- _Set exercise_
Copy out all lines that carry the word "would".

— START Input rows —

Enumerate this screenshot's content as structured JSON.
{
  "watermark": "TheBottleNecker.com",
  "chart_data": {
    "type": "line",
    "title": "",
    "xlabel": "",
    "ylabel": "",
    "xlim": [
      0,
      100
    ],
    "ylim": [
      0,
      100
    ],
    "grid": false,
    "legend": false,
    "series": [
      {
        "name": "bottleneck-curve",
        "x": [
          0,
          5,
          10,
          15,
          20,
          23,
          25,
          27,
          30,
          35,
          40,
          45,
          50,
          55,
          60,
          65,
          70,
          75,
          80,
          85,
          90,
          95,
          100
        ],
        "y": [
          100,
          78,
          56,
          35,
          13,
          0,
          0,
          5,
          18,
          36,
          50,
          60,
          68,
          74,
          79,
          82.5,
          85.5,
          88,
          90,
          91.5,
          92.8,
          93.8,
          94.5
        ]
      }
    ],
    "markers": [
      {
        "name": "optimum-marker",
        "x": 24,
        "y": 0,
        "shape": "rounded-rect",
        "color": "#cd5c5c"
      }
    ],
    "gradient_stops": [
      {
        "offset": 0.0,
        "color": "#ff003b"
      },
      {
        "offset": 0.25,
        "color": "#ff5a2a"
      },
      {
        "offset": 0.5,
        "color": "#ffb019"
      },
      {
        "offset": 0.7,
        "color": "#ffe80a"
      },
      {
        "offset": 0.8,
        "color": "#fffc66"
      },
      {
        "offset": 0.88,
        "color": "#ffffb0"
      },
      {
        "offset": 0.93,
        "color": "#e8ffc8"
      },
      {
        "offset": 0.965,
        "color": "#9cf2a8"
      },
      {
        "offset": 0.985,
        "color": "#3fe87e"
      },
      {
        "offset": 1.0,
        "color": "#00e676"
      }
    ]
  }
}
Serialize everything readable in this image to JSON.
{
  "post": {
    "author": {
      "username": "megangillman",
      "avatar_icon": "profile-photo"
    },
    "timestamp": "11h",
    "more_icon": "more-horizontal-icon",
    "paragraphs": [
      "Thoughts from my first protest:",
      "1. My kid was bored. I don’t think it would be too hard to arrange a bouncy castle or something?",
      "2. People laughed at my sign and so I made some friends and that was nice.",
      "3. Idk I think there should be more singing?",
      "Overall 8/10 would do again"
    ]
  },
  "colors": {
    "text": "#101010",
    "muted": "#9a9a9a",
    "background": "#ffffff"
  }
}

— END Input rows —

- _Answer in full_
      "1. My kid was bored. I don’t think it would be too hard to arrange a bouncy castle or something?",
      "Overall 8/10 would do again"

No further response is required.